#### [Supplied data]
====
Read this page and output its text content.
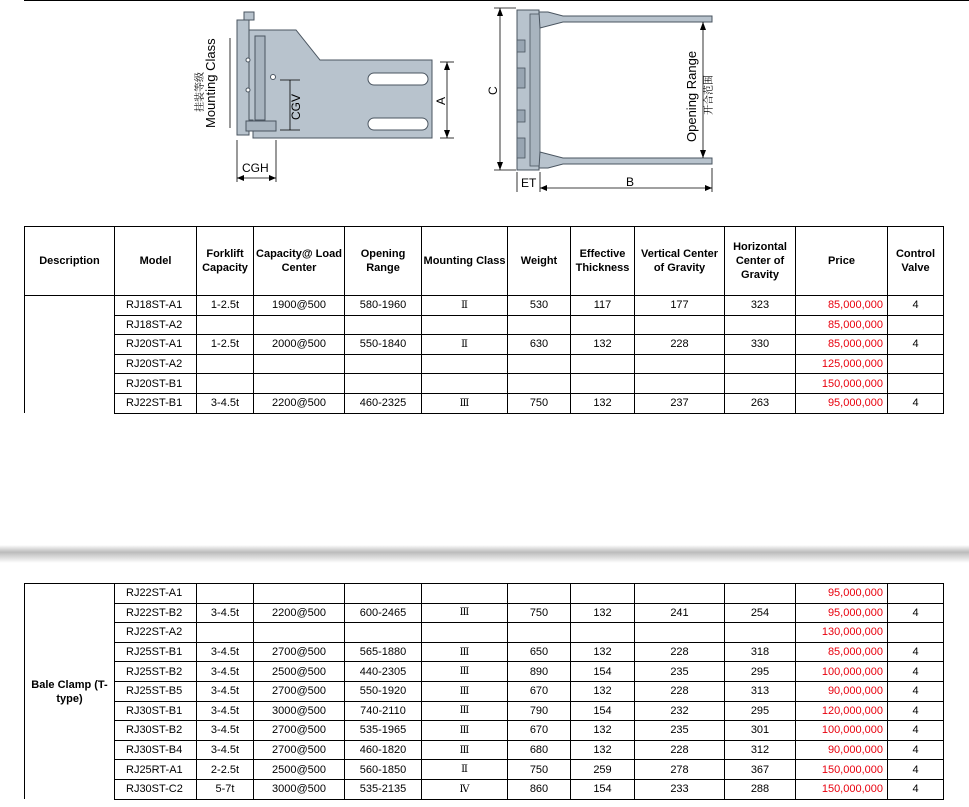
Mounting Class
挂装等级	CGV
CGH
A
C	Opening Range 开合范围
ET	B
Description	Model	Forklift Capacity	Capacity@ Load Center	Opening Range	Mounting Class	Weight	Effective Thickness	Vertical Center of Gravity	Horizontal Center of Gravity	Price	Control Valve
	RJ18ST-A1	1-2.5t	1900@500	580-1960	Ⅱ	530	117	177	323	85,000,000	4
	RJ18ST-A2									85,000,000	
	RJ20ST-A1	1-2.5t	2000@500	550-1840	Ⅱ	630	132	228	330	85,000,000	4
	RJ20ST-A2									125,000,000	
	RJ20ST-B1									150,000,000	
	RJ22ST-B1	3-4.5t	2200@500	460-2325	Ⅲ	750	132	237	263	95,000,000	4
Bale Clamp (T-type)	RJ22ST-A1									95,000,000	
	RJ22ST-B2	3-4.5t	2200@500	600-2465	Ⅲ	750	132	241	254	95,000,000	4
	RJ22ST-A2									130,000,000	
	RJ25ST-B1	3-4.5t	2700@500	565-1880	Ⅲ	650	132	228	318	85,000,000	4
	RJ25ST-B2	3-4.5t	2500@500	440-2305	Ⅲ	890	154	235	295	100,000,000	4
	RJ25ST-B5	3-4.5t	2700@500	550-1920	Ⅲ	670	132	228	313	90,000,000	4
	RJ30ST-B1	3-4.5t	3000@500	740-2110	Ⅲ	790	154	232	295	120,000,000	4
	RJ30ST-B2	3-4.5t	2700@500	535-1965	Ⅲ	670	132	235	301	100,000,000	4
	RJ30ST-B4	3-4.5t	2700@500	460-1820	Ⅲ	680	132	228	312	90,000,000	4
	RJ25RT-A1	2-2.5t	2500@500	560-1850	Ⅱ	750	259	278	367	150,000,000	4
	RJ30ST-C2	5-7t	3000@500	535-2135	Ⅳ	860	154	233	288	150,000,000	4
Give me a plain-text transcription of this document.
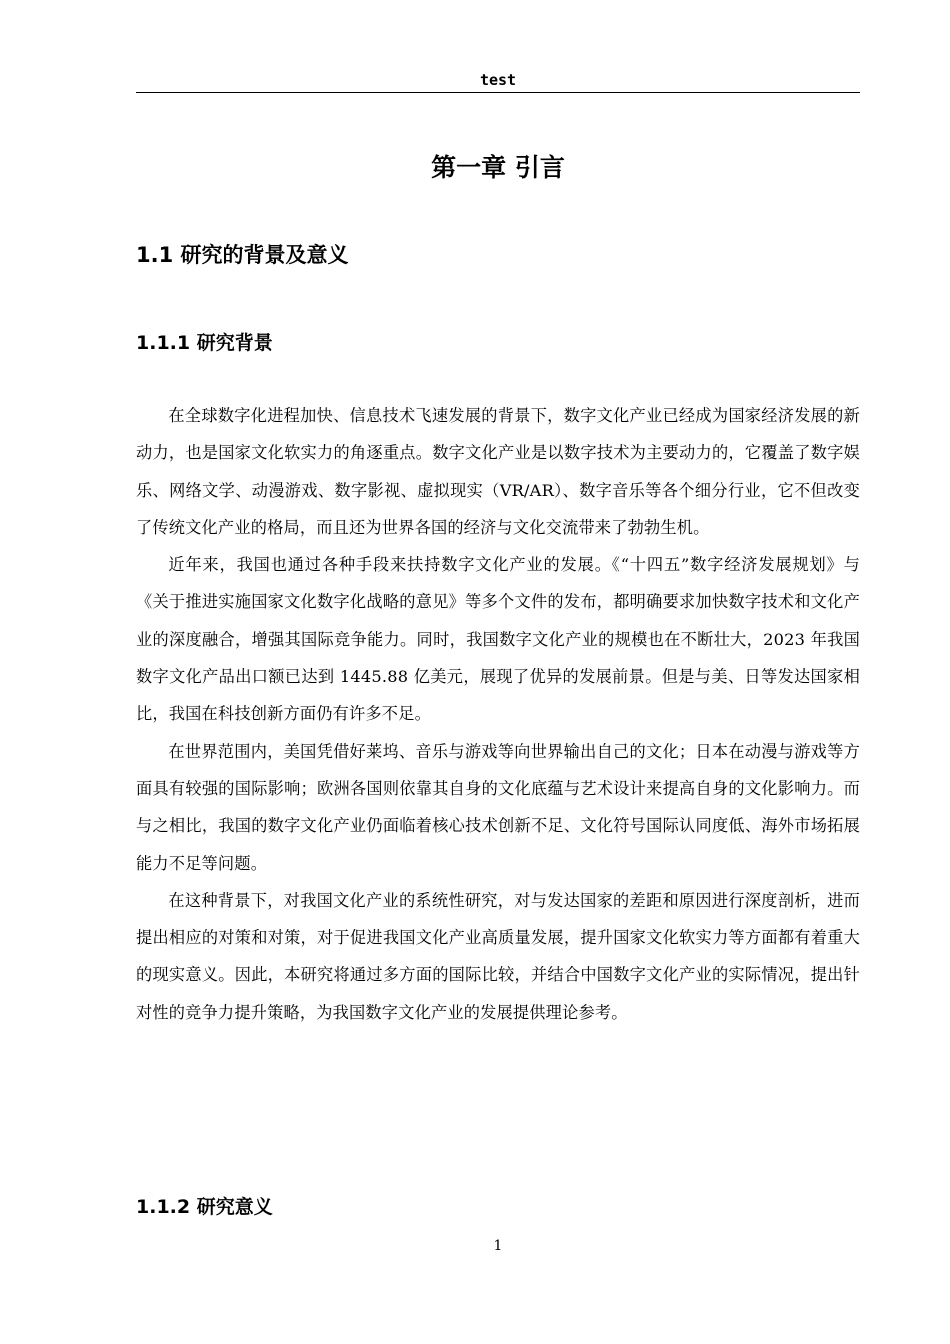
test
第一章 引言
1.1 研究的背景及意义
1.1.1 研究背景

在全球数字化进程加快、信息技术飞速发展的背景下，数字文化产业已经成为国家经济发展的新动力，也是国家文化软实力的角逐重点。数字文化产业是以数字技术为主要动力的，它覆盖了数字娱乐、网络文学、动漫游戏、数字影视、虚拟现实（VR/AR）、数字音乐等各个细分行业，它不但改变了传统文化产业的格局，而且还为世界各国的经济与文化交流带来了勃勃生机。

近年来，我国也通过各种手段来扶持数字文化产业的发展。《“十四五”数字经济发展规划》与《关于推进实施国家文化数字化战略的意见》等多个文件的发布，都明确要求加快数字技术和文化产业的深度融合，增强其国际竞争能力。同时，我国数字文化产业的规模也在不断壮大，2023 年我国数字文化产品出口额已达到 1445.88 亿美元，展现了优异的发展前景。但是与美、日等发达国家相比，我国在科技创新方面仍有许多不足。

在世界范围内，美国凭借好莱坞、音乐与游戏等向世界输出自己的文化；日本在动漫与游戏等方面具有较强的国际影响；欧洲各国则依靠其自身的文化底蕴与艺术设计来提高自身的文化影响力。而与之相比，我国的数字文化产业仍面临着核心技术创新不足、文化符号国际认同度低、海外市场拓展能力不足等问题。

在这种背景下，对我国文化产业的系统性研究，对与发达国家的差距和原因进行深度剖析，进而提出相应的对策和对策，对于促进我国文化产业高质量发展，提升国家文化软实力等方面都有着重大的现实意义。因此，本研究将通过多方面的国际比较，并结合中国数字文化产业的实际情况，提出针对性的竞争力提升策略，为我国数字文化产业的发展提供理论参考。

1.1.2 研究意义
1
====
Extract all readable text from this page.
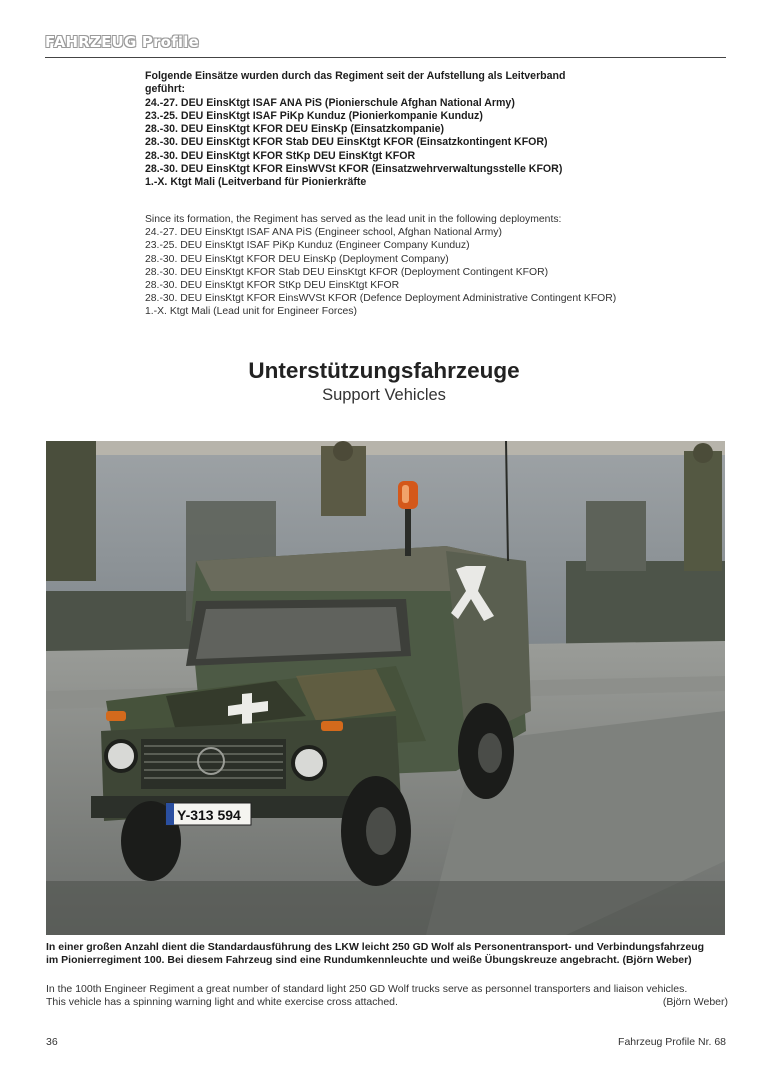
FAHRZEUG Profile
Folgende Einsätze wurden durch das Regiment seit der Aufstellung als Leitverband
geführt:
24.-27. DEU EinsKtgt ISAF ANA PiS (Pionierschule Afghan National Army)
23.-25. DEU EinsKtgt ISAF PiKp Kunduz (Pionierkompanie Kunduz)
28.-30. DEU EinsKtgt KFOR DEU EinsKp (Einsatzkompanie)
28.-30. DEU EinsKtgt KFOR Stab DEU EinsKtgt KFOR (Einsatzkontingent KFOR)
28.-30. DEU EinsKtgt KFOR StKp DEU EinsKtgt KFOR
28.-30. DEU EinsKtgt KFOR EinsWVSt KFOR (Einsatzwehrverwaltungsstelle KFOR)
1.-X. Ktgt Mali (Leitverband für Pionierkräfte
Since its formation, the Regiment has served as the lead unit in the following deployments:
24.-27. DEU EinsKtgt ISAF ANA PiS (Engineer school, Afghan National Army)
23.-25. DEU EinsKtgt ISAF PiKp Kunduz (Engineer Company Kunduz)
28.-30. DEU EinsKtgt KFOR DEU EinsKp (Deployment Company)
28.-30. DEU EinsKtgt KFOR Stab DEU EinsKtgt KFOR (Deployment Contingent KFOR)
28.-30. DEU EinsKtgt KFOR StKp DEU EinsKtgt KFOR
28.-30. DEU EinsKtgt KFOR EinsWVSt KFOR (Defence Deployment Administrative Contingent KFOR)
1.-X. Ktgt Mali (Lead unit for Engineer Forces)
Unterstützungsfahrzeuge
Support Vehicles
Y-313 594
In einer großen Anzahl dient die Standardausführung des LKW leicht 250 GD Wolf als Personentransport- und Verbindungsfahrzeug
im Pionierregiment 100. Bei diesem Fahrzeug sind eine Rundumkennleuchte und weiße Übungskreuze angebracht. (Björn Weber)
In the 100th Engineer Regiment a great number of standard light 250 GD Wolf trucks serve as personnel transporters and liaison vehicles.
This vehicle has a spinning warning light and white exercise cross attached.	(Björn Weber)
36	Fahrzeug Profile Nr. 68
====
#### [What the task asks]
Select every line in the records above that contains the word "light".

#### [Result]
In the 100th Engineer Regiment a great number of standard light 250 GD Wolf trucks serve as personnel transporters and liaison vehicles.
This vehicle has a spinning warning light and white exercise cross attached.	(Björn Weber)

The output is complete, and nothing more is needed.